START

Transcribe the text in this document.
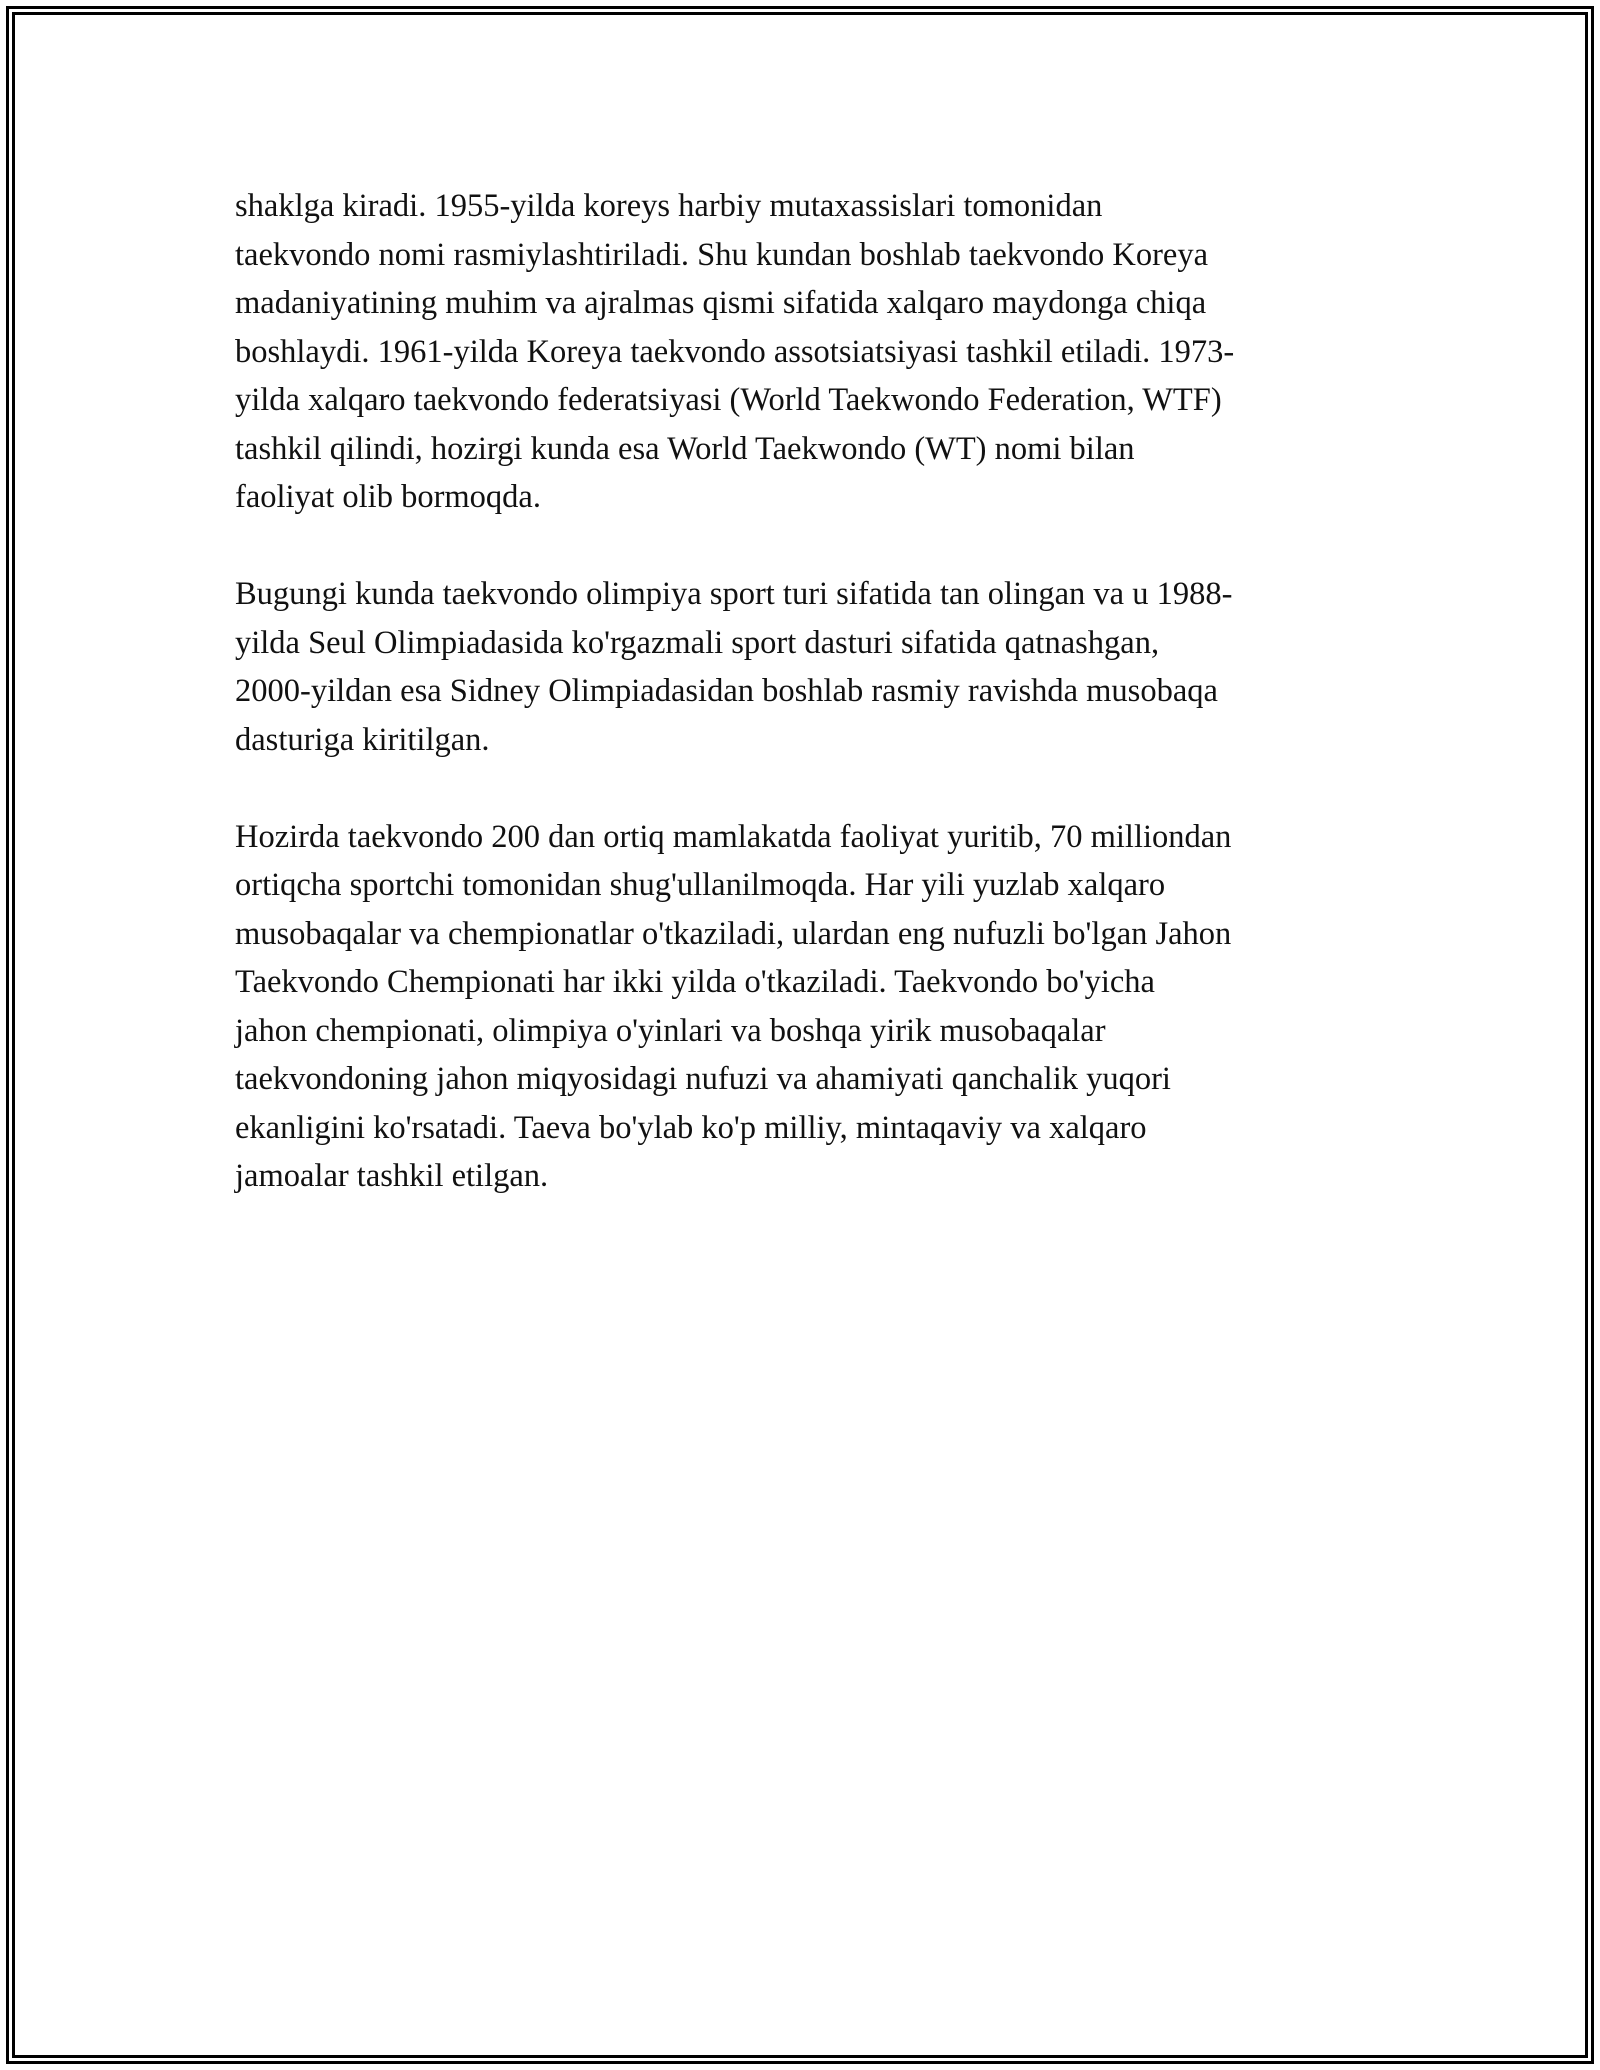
shaklga kiradi. 1955-yilda koreys harbiy mutaxassislari tomonidan
taekvondo nomi rasmiylashtiriladi. Shu kundan boshlab taekvondo Koreya
madaniyatining muhim va ajralmas qismi sifatida xalqaro maydonga chiqa
boshlaydi. 1961-yilda Koreya taekvondo assotsiatsiyasi tashkil etiladi. 1973-
yilda xalqaro taekvondo federatsiyasi (World Taekwondo Federation, WTF)
tashkil qilindi, hozirgi kunda esa World Taekwondo (WT) nomi bilan
faoliyat olib bormoqda.

Bugungi kunda taekvondo olimpiya sport turi sifatida tan olingan va u 1988-
yilda Seul Olimpiadasida ko'rgazmali sport dasturi sifatida qatnashgan,
2000-yildan esa Sidney Olimpiadasidan boshlab rasmiy ravishda musobaqa
dasturiga kiritilgan.

Hozirda taekvondo 200 dan ortiq mamlakatda faoliyat yuritib, 70 milliondan
ortiqcha sportchi tomonidan shug'ullanilmoqda. Har yili yuzlab xalqaro
musobaqalar va chempionatlar o'tkaziladi, ulardan eng nufuzli bo'lgan Jahon
Taekvondo Chempionati har ikki yilda o'tkaziladi. Taekvondo bo'yicha
jahon chempionati, olimpiya o'yinlari va boshqa yirik musobaqalar
taekvondoning jahon miqyosidagi nufuzi va ahamiyati qanchalik yuqori
ekanligini ko'rsatadi. Taeva bo'ylab ko'p milliy, mintaqaviy va xalqaro
jamoalar tashkil etilgan.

END

GIVEN TASK:
Print the full listing exactly, dropping the pictures.

RESULT FOR THIS EXERCISE:
Transcribe the text in this document.
shaklga kiradi. 1955-yilda koreys harbiy mutaxassislari tomonidan
taekvondo nomi rasmiylashtiriladi. Shu kundan boshlab taekvondo Koreya
madaniyatining muhim va ajralmas qismi sifatida xalqaro maydonga chiqa
boshlaydi. 1961-yilda Koreya taekvondo assotsiatsiyasi tashkil etiladi. 1973-
yilda xalqaro taekvondo federatsiyasi (World Taekwondo Federation, WTF)
tashkil qilindi, hozirgi kunda esa World Taekwondo (WT) nomi bilan
faoliyat olib bormoqda.

Bugungi kunda taekvondo olimpiya sport turi sifatida tan olingan va u 1988-
yilda Seul Olimpiadasida ko'rgazmali sport dasturi sifatida qatnashgan,
2000-yildan esa Sidney Olimpiadasidan boshlab rasmiy ravishda musobaqa
dasturiga kiritilgan.

Hozirda taekvondo 200 dan ortiq mamlakatda faoliyat yuritib, 70 milliondan
ortiqcha sportchi tomonidan shug'ullanilmoqda. Har yili yuzlab xalqaro
musobaqalar va chempionatlar o'tkaziladi, ulardan eng nufuzli bo'lgan Jahon
Taekvondo Chempionati har ikki yilda o'tkaziladi. Taekvondo bo'yicha
jahon chempionati, olimpiya o'yinlari va boshqa yirik musobaqalar
taekvondoning jahon miqyosidagi nufuzi va ahamiyati qanchalik yuqori
ekanligini ko'rsatadi. Taeva bo'ylab ko'p milliy, mintaqaviy va xalqaro
jamoalar tashkil etilgan.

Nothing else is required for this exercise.